Dataset items>
* * *

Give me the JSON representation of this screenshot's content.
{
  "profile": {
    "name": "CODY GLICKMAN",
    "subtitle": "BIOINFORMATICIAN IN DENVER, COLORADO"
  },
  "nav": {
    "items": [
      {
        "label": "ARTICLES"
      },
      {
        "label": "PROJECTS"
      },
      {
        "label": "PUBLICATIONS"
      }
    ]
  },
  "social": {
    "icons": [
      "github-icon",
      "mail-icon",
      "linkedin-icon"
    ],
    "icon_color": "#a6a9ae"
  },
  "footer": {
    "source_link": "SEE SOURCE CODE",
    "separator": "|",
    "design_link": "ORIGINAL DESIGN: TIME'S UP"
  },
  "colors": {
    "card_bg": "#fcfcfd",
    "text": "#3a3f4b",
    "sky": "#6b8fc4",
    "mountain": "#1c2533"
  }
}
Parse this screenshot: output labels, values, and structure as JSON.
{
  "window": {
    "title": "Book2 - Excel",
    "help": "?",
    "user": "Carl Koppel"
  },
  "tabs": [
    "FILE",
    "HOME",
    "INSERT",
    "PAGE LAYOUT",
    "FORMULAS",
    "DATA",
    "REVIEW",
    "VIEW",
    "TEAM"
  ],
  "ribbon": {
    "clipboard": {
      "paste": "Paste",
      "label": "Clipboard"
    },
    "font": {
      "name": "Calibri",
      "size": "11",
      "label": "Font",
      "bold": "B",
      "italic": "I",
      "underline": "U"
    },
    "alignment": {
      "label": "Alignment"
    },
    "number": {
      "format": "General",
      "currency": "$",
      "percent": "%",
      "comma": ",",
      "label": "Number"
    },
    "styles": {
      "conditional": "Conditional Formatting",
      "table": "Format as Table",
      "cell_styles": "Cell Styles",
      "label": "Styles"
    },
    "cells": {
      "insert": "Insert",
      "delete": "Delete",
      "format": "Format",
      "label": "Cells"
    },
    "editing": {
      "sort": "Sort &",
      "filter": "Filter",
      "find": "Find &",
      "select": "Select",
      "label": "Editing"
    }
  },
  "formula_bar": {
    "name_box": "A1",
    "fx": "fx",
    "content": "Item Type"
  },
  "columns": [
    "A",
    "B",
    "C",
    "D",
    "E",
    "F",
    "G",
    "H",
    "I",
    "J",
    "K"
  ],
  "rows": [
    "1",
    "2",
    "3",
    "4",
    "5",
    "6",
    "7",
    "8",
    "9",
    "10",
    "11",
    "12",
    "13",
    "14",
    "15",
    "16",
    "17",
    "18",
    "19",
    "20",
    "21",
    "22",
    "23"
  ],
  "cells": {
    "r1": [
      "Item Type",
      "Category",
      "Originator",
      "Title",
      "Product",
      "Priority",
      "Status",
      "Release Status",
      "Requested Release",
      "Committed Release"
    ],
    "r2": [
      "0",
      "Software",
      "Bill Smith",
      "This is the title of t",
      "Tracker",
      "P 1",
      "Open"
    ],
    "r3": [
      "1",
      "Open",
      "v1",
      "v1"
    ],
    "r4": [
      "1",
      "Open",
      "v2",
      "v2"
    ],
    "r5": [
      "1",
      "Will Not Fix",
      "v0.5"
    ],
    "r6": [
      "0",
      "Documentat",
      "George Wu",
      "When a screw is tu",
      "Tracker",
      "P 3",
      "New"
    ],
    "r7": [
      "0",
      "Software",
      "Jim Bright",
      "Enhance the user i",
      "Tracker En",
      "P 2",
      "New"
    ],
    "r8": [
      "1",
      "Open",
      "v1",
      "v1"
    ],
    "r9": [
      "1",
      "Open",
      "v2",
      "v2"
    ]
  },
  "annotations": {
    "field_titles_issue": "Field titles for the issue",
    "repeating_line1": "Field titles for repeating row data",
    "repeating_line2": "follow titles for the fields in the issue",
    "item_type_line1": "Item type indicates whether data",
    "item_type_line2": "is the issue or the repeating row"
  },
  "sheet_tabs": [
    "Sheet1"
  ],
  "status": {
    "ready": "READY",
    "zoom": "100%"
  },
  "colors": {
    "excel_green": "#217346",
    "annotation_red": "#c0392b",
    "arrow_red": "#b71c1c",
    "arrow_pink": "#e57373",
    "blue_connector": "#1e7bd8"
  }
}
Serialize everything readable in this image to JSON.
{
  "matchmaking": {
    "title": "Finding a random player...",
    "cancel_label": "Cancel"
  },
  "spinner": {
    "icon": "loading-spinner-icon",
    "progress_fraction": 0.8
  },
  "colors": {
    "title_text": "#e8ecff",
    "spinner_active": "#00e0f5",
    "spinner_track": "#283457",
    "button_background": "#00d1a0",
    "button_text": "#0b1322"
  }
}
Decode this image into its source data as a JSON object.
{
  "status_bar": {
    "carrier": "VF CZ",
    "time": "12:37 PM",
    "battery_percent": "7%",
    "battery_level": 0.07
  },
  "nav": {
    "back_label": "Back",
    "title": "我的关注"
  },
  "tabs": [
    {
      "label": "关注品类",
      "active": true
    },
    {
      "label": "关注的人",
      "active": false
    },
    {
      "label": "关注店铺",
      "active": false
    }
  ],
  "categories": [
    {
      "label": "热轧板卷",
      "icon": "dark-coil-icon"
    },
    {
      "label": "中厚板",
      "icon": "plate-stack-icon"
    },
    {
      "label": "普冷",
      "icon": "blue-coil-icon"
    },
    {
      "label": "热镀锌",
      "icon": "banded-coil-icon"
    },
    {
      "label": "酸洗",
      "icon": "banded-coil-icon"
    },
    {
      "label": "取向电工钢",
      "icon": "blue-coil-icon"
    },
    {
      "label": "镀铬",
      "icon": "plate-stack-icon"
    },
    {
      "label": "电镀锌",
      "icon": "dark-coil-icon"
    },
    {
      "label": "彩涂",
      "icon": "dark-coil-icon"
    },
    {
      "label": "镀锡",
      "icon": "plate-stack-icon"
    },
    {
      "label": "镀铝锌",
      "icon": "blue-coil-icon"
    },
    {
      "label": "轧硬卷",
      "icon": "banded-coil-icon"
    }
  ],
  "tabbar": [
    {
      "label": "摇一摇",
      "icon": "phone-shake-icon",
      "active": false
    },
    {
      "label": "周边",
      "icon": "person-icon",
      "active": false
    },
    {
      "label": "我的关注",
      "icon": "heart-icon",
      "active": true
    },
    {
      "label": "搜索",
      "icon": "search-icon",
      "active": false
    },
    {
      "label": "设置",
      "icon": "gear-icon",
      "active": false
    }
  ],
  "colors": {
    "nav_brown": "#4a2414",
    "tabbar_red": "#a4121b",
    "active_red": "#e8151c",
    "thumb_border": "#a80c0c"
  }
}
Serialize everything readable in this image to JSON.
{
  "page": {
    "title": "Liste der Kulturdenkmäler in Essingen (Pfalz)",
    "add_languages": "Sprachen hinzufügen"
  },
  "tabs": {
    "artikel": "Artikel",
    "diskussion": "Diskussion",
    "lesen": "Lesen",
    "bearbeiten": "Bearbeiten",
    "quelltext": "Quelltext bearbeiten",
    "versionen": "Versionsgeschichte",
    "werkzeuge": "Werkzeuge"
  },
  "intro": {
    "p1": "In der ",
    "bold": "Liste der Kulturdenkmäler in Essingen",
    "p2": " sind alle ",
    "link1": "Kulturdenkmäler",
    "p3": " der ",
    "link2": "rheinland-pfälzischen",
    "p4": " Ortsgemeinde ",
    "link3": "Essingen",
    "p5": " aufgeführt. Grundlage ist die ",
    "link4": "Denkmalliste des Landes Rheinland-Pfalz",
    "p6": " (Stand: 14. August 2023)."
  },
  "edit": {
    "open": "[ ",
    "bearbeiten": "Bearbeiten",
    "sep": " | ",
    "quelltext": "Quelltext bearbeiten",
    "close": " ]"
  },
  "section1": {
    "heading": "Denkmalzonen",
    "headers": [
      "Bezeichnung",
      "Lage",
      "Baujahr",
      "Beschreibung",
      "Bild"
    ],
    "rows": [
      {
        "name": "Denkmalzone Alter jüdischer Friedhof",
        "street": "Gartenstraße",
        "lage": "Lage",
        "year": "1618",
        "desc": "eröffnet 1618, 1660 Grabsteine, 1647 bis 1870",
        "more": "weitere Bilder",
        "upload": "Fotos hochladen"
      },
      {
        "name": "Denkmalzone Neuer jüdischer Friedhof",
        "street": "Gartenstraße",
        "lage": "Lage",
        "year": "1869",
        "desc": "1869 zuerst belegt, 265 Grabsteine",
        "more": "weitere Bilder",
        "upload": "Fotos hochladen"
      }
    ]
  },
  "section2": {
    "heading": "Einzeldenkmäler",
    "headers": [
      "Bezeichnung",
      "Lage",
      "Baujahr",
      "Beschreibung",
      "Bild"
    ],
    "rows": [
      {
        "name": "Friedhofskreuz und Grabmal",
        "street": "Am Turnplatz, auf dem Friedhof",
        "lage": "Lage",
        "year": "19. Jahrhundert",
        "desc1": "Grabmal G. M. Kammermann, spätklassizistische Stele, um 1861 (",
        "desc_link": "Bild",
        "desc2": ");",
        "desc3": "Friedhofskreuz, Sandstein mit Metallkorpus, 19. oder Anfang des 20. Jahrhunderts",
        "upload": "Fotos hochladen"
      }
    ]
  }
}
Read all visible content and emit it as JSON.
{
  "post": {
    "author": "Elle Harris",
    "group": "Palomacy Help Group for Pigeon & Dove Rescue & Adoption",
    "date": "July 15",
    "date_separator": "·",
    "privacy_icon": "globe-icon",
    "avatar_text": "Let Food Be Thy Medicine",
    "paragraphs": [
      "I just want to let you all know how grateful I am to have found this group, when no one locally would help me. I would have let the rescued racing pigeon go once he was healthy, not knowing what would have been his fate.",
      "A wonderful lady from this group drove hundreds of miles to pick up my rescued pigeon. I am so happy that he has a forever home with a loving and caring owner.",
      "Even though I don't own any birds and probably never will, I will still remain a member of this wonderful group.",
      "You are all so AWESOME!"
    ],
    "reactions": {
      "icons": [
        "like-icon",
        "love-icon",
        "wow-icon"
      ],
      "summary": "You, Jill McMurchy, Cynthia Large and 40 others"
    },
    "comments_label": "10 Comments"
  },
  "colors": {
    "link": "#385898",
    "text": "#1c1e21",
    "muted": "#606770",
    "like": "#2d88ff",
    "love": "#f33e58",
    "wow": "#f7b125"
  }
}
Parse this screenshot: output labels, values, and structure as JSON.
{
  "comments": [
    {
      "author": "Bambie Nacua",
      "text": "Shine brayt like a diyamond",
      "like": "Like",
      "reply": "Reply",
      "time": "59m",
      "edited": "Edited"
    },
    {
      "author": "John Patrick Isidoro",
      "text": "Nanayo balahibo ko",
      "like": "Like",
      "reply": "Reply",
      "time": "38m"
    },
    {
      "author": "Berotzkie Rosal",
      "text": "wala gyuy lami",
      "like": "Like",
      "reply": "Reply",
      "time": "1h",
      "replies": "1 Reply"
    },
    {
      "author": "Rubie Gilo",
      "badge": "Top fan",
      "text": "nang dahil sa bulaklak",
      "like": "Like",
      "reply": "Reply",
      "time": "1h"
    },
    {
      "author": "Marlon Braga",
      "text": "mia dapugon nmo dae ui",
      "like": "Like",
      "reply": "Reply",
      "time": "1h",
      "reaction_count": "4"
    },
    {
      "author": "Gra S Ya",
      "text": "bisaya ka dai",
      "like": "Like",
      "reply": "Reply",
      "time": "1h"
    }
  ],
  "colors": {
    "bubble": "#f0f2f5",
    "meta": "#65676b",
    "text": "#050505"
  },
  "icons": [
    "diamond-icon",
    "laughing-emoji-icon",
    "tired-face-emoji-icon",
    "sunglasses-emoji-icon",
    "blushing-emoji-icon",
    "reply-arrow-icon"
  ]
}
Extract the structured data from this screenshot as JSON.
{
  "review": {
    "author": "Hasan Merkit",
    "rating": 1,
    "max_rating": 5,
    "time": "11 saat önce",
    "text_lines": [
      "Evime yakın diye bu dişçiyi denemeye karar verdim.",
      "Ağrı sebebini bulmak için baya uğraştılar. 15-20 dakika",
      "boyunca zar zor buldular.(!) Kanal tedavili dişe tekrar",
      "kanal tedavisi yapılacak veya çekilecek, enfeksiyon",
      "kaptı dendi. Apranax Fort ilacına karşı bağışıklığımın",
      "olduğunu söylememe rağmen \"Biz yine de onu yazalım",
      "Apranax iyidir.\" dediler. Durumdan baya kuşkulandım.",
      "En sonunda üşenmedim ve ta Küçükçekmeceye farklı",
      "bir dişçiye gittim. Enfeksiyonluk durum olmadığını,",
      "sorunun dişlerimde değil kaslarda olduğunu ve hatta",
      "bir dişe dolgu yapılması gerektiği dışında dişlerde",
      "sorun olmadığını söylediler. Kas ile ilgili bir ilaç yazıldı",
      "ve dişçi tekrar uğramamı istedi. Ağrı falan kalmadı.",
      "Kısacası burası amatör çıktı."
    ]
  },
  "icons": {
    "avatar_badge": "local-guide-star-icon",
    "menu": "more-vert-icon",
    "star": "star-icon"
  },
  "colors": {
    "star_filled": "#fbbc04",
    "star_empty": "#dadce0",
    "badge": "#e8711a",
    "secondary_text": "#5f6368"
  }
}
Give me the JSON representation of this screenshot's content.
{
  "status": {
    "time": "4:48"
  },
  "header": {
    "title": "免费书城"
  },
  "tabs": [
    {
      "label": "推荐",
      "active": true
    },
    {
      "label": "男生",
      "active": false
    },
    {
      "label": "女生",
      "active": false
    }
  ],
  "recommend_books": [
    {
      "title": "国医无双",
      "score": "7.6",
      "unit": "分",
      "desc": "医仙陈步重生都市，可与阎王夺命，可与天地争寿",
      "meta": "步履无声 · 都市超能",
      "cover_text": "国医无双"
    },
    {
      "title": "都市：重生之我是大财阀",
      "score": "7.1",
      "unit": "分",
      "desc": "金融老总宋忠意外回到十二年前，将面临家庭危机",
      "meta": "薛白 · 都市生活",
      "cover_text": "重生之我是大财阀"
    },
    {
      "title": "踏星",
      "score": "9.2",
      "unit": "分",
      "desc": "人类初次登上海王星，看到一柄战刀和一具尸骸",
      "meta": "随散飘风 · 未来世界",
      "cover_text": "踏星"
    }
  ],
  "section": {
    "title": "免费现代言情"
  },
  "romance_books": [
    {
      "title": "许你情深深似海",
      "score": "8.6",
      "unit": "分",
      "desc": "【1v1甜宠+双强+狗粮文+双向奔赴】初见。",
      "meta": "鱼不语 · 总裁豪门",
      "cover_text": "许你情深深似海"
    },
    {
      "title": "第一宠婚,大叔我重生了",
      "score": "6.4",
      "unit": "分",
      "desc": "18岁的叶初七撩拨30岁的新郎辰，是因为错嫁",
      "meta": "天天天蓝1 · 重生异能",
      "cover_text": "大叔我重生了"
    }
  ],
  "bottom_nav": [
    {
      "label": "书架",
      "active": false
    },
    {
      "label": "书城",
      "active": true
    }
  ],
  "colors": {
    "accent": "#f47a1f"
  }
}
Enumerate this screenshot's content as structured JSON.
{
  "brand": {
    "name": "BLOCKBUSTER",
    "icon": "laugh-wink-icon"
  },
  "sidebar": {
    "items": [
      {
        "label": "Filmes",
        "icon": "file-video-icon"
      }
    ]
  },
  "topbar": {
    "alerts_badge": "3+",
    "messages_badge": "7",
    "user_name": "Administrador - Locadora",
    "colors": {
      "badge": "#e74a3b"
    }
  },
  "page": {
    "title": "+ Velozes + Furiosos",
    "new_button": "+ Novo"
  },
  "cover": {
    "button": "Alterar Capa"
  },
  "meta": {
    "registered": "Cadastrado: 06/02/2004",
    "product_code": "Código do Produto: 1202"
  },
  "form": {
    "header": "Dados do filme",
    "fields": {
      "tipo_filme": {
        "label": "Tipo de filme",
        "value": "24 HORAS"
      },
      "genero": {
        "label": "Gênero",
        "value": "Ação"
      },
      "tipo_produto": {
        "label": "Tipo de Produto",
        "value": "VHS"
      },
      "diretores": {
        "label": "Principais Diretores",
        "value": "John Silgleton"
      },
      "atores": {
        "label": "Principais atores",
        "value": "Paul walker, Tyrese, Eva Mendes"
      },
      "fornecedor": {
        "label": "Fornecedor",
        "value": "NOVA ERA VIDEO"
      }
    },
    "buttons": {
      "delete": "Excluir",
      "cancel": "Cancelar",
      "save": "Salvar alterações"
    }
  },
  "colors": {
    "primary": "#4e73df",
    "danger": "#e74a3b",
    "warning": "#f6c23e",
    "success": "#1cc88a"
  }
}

* * *

Task> From the data, list each line in which the string "John" appears.

Response>
      "author": "John Patrick Isidoro",
        "value": "John Silgleton"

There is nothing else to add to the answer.